— Records to process —
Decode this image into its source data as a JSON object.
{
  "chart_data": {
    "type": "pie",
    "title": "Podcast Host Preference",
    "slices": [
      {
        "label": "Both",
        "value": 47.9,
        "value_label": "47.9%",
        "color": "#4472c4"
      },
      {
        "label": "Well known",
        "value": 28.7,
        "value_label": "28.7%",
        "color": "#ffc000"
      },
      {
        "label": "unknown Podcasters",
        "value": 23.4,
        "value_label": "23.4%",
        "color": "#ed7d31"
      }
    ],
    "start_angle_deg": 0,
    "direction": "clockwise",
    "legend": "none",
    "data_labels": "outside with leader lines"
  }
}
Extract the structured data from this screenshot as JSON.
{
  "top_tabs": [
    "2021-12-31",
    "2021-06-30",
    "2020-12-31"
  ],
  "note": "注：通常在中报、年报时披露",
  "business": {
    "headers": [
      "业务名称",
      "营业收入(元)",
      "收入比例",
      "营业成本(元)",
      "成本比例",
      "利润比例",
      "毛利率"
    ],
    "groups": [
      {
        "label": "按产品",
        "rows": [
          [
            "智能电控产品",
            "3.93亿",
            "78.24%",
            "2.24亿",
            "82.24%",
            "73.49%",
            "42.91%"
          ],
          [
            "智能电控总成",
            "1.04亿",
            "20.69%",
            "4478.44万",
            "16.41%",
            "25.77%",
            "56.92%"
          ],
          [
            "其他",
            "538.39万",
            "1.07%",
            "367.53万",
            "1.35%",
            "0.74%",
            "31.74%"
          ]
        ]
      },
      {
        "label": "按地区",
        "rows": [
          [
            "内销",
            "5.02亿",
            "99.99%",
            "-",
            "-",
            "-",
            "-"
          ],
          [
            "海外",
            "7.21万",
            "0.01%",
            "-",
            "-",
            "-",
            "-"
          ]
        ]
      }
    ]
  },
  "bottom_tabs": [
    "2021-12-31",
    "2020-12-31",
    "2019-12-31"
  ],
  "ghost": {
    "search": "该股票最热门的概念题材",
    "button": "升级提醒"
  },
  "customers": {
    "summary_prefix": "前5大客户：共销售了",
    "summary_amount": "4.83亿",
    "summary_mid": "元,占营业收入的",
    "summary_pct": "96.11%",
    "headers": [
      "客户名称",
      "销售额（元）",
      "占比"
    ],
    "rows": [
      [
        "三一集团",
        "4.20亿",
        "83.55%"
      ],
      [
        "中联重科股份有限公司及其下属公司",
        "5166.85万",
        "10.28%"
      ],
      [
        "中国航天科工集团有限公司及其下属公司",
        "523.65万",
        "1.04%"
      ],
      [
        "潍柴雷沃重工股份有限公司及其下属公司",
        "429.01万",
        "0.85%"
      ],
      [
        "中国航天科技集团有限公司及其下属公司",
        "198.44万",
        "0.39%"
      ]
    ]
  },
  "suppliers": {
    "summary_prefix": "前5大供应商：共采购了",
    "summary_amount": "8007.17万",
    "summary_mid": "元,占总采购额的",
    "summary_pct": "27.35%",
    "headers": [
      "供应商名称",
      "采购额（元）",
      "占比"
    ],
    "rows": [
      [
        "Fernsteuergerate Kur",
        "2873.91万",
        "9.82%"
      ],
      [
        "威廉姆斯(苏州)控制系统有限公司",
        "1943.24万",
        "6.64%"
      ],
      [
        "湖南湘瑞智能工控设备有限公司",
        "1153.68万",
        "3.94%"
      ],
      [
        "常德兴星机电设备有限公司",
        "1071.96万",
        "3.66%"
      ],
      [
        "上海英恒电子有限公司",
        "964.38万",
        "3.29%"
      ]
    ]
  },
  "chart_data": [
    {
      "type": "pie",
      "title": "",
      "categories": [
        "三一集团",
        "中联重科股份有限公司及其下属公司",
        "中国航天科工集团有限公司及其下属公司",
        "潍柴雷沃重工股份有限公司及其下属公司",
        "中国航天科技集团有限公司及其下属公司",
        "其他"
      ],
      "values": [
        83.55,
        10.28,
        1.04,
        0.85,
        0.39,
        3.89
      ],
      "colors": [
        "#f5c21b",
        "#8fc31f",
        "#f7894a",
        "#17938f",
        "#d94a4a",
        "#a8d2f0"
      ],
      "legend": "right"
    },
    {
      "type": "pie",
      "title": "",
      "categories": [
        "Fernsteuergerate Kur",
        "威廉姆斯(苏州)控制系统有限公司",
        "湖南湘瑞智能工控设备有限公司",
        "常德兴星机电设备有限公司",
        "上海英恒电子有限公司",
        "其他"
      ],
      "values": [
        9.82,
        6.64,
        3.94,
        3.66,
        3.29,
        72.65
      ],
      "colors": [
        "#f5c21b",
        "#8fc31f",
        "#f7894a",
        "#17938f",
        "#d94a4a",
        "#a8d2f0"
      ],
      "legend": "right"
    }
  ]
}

— To do —
Extract every record. Keep wording exact.

— Response to the task —
Decode this image into its source data as a JSON object.
{
  "chart_data": {
    "type": "pie",
    "title": "Podcast Host Preference",
    "slices": [
      {
        "label": "Both",
        "value": 47.9,
        "value_label": "47.9%",
        "color": "#4472c4"
      },
      {
        "label": "Well known",
        "value": 28.7,
        "value_label": "28.7%",
        "color": "#ffc000"
      },
      {
        "label": "unknown Podcasters",
        "value": 23.4,
        "value_label": "23.4%",
        "color": "#ed7d31"
      }
    ],
    "start_angle_deg": 0,
    "direction": "clockwise",
    "legend": "none",
    "data_labels": "outside with leader lines"
  }
}
Extract the structured data from this screenshot as JSON.
{
  "top_tabs": [
    "2021-12-31",
    "2021-06-30",
    "2020-12-31"
  ],
  "note": "注：通常在中报、年报时披露",
  "business": {
    "headers": [
      "业务名称",
      "营业收入(元)",
      "收入比例",
      "营业成本(元)",
      "成本比例",
      "利润比例",
      "毛利率"
    ],
    "groups": [
      {
        "label": "按产品",
        "rows": [
          [
            "智能电控产品",
            "3.93亿",
            "78.24%",
            "2.24亿",
            "82.24%",
            "73.49%",
            "42.91%"
          ],
          [
            "智能电控总成",
            "1.04亿",
            "20.69%",
            "4478.44万",
            "16.41%",
            "25.77%",
            "56.92%"
          ],
          [
            "其他",
            "538.39万",
            "1.07%",
            "367.53万",
            "1.35%",
            "0.74%",
            "31.74%"
          ]
        ]
      },
      {
        "label": "按地区",
        "rows": [
          [
            "内销",
            "5.02亿",
            "99.99%",
            "-",
            "-",
            "-",
            "-"
          ],
          [
            "海外",
            "7.21万",
            "0.01%",
            "-",
            "-",
            "-",
            "-"
          ]
        ]
      }
    ]
  },
  "bottom_tabs": [
    "2021-12-31",
    "2020-12-31",
    "2019-12-31"
  ],
  "ghost": {
    "search": "该股票最热门的概念题材",
    "button": "升级提醒"
  },
  "customers": {
    "summary_prefix": "前5大客户：共销售了",
    "summary_amount": "4.83亿",
    "summary_mid": "元,占营业收入的",
    "summary_pct": "96.11%",
    "headers": [
      "客户名称",
      "销售额（元）",
      "占比"
    ],
    "rows": [
      [
        "三一集团",
        "4.20亿",
        "83.55%"
      ],
      [
        "中联重科股份有限公司及其下属公司",
        "5166.85万",
        "10.28%"
      ],
      [
        "中国航天科工集团有限公司及其下属公司",
        "523.65万",
        "1.04%"
      ],
      [
        "潍柴雷沃重工股份有限公司及其下属公司",
        "429.01万",
        "0.85%"
      ],
      [
        "中国航天科技集团有限公司及其下属公司",
        "198.44万",
        "0.39%"
      ]
    ]
  },
  "suppliers": {
    "summary_prefix": "前5大供应商：共采购了",
    "summary_amount": "8007.17万",
    "summary_mid": "元,占总采购额的",
    "summary_pct": "27.35%",
    "headers": [
      "供应商名称",
      "采购额（元）",
      "占比"
    ],
    "rows": [
      [
        "Fernsteuergerate Kur",
        "2873.91万",
        "9.82%"
      ],
      [
        "威廉姆斯(苏州)控制系统有限公司",
        "1943.24万",
        "6.64%"
      ],
      [
        "湖南湘瑞智能工控设备有限公司",
        "1153.68万",
        "3.94%"
      ],
      [
        "常德兴星机电设备有限公司",
        "1071.96万",
        "3.66%"
      ],
      [
        "上海英恒电子有限公司",
        "964.38万",
        "3.29%"
      ]
    ]
  },
  "chart_data": [
    {
      "type": "pie",
      "title": "",
      "categories": [
        "三一集团",
        "中联重科股份有限公司及其下属公司",
        "中国航天科工集团有限公司及其下属公司",
        "潍柴雷沃重工股份有限公司及其下属公司",
        "中国航天科技集团有限公司及其下属公司",
        "其他"
      ],
      "values": [
        83.55,
        10.28,
        1.04,
        0.85,
        0.39,
        3.89
      ],
      "colors": [
        "#f5c21b",
        "#8fc31f",
        "#f7894a",
        "#17938f",
        "#d94a4a",
        "#a8d2f0"
      ],
      "legend": "right"
    },
    {
      "type": "pie",
      "title": "",
      "categories": [
        "Fernsteuergerate Kur",
        "威廉姆斯(苏州)控制系统有限公司",
        "湖南湘瑞智能工控设备有限公司",
        "常德兴星机电设备有限公司",
        "上海英恒电子有限公司",
        "其他"
      ],
      "values": [
        9.82,
        6.64,
        3.94,
        3.66,
        3.29,
        72.65
      ],
      "colors": [
        "#f5c21b",
        "#8fc31f",
        "#f7894a",
        "#17938f",
        "#d94a4a",
        "#a8d2f0"
      ],
      "legend": "right"
    }
  ]
}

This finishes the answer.